Items listed in a dataset:
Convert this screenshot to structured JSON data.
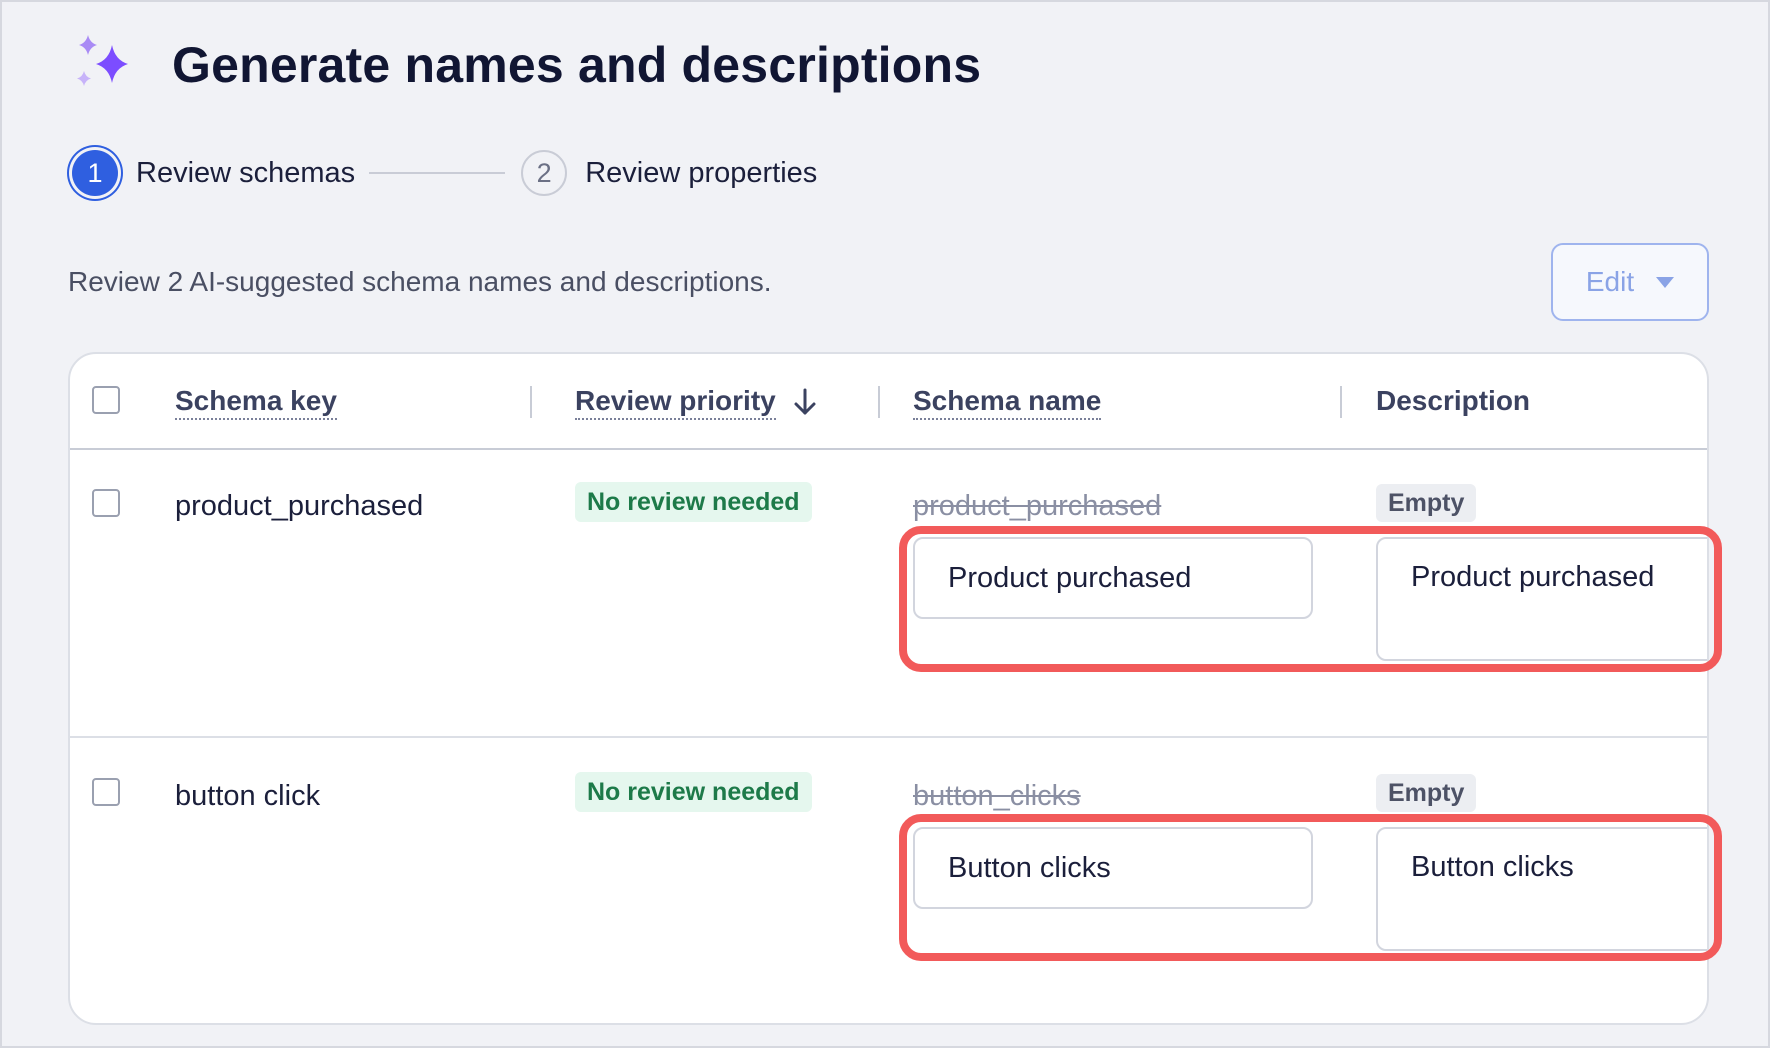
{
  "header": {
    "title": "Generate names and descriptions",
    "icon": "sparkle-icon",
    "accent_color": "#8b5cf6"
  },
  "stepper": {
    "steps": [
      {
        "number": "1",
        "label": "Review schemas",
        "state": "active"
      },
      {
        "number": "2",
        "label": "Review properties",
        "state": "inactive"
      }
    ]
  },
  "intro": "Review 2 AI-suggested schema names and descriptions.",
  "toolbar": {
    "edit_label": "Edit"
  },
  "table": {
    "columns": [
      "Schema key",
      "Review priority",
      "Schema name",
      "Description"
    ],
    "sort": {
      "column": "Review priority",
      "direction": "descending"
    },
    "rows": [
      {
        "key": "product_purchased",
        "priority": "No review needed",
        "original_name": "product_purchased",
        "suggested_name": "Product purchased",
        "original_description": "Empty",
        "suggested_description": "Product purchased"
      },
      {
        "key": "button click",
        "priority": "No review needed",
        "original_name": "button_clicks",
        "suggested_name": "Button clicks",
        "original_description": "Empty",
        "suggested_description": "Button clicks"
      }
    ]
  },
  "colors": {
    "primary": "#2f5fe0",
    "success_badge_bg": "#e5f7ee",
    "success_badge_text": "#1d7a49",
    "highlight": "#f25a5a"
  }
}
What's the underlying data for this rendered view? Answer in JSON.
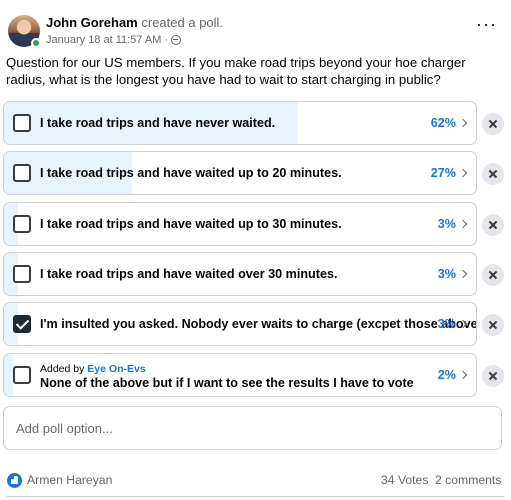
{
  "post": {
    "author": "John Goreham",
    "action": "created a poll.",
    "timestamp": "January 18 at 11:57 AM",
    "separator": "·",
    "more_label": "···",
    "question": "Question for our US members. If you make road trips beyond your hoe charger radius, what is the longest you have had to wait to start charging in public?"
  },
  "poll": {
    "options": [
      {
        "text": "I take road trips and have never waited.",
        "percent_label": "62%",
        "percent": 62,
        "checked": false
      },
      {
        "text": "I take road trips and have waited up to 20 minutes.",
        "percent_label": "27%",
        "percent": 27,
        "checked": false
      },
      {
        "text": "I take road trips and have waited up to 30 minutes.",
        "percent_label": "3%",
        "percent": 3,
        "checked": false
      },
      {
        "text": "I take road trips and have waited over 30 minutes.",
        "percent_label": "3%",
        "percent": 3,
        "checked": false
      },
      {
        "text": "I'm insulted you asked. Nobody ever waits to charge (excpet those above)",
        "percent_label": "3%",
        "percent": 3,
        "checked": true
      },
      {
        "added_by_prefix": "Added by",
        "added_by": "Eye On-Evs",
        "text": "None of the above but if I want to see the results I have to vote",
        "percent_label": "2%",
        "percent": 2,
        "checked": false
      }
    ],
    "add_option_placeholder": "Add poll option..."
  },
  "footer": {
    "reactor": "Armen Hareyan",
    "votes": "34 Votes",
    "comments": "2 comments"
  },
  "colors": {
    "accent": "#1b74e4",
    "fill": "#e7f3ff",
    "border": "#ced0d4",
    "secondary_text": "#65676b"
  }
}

# Requirement
Search the data above for lines holding "names" and copy each of them.

# Full solution
    "title": "Generate names and descriptions",
  "intro": "Review 2 AI-suggested schema names and descriptions.",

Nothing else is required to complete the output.